(Stored entries)

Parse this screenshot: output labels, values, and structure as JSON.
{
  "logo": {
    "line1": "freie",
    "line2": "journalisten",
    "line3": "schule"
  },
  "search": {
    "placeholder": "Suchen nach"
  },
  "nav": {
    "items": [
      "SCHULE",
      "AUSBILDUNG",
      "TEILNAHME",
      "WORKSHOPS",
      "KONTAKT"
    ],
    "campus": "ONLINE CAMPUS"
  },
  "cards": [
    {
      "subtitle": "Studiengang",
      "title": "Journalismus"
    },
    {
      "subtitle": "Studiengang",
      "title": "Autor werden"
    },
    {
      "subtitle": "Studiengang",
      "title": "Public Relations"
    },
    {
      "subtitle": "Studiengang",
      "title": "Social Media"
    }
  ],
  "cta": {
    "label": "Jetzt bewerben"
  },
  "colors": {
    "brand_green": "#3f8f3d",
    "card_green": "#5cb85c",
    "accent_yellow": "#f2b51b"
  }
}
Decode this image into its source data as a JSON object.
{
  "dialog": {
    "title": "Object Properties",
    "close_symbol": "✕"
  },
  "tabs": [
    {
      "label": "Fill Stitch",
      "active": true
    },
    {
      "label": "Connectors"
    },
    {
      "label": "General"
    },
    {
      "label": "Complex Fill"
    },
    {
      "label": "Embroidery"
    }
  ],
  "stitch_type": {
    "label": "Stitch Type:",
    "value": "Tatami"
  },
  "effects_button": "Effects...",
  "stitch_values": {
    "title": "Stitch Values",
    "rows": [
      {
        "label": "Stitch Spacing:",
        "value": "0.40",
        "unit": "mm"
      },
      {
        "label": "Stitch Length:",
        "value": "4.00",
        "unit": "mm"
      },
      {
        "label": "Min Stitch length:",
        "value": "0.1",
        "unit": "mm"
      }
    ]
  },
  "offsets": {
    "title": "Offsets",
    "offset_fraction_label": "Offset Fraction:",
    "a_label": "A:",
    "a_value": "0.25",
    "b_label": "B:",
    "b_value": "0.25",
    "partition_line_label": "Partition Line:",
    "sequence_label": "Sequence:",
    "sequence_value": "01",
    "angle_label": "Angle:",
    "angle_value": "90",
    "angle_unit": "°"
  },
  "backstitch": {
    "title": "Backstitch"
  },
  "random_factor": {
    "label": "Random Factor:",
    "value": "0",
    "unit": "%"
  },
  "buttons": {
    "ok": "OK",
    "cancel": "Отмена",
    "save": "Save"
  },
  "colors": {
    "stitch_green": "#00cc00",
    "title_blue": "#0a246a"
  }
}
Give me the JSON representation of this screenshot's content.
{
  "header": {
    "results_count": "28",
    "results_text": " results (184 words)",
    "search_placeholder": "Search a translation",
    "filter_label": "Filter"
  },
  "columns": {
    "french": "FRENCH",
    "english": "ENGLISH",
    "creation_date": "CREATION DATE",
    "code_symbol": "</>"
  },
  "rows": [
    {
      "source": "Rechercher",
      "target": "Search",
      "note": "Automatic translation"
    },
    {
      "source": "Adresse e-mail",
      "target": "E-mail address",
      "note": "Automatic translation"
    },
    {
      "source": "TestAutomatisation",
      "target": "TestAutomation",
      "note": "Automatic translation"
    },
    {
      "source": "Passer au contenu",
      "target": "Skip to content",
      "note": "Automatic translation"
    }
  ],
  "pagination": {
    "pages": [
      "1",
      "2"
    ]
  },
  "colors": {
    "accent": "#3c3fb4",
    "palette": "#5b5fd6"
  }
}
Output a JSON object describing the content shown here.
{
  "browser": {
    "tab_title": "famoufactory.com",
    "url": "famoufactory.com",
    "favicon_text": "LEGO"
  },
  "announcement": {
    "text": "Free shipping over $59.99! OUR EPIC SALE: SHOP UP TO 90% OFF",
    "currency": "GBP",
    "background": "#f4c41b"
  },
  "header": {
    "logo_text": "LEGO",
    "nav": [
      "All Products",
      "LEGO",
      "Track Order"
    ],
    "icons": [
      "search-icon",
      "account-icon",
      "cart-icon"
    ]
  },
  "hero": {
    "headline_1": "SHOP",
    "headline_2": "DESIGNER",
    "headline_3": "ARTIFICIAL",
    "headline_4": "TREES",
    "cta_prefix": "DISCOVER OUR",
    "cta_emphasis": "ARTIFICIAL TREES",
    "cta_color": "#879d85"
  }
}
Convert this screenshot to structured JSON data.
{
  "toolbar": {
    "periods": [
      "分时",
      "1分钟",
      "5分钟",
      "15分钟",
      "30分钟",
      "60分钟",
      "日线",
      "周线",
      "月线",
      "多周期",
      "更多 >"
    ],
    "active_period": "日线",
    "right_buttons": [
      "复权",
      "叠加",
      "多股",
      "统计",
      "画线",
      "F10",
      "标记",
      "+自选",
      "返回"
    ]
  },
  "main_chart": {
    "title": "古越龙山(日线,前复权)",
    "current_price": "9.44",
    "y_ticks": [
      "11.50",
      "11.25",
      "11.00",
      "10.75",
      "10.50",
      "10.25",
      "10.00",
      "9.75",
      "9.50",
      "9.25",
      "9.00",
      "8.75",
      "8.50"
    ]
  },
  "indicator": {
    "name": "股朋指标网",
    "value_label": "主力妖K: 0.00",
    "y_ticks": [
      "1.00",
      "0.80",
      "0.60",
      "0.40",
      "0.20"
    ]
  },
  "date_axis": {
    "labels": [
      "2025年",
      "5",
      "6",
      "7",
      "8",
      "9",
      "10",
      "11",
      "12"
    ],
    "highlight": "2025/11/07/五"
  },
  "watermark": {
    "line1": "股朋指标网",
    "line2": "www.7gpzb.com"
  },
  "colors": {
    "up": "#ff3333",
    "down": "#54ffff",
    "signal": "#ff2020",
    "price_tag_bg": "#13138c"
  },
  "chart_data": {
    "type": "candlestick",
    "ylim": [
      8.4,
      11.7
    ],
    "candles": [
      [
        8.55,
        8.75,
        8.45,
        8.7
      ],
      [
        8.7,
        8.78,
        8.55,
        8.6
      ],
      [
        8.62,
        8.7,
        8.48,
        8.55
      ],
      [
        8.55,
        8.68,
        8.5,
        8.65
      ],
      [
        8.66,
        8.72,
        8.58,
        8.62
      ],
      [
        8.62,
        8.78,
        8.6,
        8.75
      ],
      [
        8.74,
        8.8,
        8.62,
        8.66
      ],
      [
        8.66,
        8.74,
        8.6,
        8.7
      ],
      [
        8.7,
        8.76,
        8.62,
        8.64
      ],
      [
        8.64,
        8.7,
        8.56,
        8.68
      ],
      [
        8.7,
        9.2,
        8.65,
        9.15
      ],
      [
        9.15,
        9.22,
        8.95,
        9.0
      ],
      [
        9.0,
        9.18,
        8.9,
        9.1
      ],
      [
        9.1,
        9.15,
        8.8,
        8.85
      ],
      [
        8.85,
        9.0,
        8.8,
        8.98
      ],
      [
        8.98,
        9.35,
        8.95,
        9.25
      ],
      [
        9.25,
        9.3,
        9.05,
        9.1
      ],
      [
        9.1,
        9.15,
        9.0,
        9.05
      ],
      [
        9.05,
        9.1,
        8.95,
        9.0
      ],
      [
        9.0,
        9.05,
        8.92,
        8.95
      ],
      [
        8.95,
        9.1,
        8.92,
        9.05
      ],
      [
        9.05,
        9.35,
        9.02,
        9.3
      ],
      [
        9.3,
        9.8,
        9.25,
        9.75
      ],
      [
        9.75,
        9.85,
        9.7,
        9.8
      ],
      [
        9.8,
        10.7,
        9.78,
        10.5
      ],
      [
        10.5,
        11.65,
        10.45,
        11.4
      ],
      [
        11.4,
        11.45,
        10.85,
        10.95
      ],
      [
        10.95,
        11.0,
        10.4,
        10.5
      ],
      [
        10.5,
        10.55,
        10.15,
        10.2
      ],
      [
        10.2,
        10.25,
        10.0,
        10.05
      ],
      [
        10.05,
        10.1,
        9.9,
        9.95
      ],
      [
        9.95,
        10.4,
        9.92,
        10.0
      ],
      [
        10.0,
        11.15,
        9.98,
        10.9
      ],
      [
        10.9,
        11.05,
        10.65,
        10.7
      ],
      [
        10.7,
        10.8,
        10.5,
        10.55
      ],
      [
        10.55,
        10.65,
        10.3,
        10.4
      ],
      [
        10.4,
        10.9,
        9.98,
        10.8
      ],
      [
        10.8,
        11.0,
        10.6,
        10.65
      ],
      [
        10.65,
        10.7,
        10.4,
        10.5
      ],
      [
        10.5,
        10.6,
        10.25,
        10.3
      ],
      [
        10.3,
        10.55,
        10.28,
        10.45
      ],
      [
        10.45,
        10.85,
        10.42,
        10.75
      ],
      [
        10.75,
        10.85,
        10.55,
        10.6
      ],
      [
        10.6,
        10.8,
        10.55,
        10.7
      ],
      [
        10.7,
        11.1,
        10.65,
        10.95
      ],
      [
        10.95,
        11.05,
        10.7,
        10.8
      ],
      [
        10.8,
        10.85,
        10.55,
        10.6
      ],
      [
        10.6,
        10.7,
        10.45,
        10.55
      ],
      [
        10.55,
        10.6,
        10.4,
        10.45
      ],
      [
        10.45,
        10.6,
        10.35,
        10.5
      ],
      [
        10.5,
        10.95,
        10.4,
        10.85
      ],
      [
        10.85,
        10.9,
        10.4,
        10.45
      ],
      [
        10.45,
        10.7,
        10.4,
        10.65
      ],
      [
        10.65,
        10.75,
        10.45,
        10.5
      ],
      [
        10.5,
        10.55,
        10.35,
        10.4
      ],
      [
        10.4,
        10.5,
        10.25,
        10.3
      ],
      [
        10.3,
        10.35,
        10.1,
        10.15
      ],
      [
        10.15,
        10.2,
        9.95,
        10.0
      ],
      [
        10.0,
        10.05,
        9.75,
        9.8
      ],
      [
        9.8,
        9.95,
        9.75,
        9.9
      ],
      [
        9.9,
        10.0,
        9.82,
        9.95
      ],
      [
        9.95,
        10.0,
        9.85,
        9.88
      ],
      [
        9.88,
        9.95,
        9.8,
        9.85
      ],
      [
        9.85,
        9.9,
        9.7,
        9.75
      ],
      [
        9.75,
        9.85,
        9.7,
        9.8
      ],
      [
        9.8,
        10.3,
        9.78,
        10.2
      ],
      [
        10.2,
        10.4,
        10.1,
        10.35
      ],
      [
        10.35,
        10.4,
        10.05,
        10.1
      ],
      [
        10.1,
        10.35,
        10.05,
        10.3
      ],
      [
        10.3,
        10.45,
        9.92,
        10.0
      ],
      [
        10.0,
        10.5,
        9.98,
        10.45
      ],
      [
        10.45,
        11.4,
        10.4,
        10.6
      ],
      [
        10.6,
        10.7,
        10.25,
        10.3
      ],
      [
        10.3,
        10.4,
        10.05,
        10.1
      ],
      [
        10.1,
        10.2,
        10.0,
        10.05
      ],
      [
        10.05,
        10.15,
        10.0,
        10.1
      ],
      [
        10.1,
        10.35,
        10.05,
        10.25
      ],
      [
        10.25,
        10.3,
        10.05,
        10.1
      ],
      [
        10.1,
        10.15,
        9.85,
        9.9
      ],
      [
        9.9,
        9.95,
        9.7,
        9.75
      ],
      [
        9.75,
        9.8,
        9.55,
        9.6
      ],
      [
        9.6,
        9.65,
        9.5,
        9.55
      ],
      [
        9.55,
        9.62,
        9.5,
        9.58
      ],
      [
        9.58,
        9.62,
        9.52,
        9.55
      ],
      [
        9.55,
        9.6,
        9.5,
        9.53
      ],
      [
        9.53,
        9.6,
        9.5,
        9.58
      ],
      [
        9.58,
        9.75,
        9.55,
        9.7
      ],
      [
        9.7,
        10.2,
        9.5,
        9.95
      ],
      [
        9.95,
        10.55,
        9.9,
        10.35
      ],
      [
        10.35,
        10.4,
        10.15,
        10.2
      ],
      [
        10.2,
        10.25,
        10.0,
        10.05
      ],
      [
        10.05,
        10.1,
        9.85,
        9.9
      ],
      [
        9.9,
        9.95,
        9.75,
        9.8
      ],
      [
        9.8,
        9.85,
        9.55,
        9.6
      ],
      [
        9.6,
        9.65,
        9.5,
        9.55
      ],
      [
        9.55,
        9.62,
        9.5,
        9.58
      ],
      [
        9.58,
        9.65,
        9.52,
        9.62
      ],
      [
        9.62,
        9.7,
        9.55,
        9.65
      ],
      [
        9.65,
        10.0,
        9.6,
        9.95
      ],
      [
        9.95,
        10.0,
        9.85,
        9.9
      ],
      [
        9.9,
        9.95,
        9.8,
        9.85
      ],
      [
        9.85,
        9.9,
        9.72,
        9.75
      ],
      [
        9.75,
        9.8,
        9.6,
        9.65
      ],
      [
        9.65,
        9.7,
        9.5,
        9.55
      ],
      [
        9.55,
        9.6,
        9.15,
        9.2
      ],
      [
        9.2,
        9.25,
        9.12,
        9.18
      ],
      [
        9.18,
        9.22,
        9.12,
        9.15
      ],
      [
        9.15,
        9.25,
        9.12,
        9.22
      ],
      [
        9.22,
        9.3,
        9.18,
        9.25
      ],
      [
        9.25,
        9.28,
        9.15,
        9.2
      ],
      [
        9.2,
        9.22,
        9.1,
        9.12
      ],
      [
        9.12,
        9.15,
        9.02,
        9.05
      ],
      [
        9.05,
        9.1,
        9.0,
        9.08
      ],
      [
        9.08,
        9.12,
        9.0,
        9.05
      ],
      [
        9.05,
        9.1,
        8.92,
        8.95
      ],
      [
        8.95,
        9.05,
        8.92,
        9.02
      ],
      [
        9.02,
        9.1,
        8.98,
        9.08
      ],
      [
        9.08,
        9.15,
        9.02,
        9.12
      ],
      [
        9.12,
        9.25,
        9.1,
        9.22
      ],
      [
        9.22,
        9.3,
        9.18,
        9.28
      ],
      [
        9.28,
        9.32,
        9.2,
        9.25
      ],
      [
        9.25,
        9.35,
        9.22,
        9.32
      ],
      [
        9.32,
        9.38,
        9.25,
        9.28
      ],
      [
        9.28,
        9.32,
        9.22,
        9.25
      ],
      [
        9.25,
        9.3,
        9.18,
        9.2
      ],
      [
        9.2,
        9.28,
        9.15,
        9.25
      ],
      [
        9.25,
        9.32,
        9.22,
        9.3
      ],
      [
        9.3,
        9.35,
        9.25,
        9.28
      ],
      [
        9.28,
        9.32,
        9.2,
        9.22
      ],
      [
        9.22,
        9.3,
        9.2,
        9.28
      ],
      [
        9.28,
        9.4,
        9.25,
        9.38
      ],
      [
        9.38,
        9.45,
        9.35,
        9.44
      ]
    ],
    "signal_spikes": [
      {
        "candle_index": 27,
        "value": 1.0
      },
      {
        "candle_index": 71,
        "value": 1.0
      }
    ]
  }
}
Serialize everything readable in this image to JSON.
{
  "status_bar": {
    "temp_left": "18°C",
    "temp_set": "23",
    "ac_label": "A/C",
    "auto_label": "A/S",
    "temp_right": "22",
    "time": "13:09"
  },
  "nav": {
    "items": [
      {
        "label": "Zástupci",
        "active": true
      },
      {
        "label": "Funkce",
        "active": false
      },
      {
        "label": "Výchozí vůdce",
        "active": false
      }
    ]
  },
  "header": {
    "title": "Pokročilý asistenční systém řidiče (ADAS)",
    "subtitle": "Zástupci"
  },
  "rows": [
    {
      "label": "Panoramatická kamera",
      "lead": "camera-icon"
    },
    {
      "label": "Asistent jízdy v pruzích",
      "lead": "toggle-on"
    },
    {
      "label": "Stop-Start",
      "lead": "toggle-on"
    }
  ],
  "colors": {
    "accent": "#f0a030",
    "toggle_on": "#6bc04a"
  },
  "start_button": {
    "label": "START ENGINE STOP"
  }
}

• **Exercise description**: Show all lines above holding "Fill".

• **Worked answer**:
      "label": "Fill Stitch",
      "label": "Complex Fill"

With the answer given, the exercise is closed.